### Exercise brief
Please quote the material exactly, every line of it.
>>>>>
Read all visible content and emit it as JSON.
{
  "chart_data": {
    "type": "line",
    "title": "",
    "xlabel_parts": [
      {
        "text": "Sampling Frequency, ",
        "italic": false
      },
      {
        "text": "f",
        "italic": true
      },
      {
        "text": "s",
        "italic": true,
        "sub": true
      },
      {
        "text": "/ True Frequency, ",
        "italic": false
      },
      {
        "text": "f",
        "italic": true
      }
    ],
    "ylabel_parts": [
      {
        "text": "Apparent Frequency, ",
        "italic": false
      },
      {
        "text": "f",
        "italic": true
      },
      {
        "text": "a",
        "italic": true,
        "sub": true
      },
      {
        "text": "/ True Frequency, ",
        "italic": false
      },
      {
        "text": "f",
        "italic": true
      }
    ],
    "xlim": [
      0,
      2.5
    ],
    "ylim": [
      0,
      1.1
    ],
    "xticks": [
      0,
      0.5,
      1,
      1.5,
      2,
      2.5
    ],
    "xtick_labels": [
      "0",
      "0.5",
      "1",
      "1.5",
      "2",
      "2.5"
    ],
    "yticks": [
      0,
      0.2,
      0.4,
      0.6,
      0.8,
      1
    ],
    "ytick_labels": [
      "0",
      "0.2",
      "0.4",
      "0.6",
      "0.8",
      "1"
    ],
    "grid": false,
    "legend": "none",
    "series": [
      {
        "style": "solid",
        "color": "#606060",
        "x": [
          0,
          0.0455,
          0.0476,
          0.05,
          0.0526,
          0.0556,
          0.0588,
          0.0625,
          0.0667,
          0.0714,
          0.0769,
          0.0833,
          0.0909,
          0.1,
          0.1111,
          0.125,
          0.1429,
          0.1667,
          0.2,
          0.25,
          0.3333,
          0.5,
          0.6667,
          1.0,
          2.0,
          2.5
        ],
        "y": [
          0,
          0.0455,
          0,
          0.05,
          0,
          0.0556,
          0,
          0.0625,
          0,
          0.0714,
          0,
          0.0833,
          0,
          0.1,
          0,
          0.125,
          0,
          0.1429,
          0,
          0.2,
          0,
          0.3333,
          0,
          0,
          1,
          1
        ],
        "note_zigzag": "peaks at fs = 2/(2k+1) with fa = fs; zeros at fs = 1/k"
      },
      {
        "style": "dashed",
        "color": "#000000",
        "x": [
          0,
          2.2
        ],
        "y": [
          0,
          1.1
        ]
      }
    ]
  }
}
<<<<<
### Answer for the task
Read all visible content and emit it as JSON.
{
  "chart_data": {
    "type": "line",
    "title": "",
    "xlabel_parts": [
      {
        "text": "Sampling Frequency, ",
        "italic": false
      },
      {
        "text": "f",
        "italic": true
      },
      {
        "text": "s",
        "italic": true,
        "sub": true
      },
      {
        "text": "/ True Frequency, ",
        "italic": false
      },
      {
        "text": "f",
        "italic": true
      }
    ],
    "ylabel_parts": [
      {
        "text": "Apparent Frequency, ",
        "italic": false
      },
      {
        "text": "f",
        "italic": true
      },
      {
        "text": "a",
        "italic": true,
        "sub": true
      },
      {
        "text": "/ True Frequency, ",
        "italic": false
      },
      {
        "text": "f",
        "italic": true
      }
    ],
    "xlim": [
      0,
      2.5
    ],
    "ylim": [
      0,
      1.1
    ],
    "xticks": [
      0,
      0.5,
      1,
      1.5,
      2,
      2.5
    ],
    "xtick_labels": [
      "0",
      "0.5",
      "1",
      "1.5",
      "2",
      "2.5"
    ],
    "yticks": [
      0,
      0.2,
      0.4,
      0.6,
      0.8,
      1
    ],
    "ytick_labels": [
      "0",
      "0.2",
      "0.4",
      "0.6",
      "0.8",
      "1"
    ],
    "grid": false,
    "legend": "none",
    "series": [
      {
        "style": "solid",
        "color": "#606060",
        "x": [
          0,
          0.0455,
          0.0476,
          0.05,
          0.0526,
          0.0556,
          0.0588,
          0.0625,
          0.0667,
          0.0714,
          0.0769,
          0.0833,
          0.0909,
          0.1,
          0.1111,
          0.125,
          0.1429,
          0.1667,
          0.2,
          0.25,
          0.3333,
          0.5,
          0.6667,
          1.0,
          2.0,
          2.5
        ],
        "y": [
          0,
          0.0455,
          0,
          0.05,
          0,
          0.0556,
          0,
          0.0625,
          0,
          0.0714,
          0,
          0.0833,
          0,
          0.1,
          0,
          0.125,
          0,
          0.1429,
          0,
          0.2,
          0,
          0.3333,
          0,
          0,
          1,
          1
        ],
        "note_zigzag": "peaks at fs = 2/(2k+1) with fa = fs; zeros at fs = 1/k"
      },
      {
        "style": "dashed",
        "color": "#000000",
        "x": [
          0,
          2.2
        ],
        "y": [
          0,
          1.1
        ]
      }
    ]
  }
}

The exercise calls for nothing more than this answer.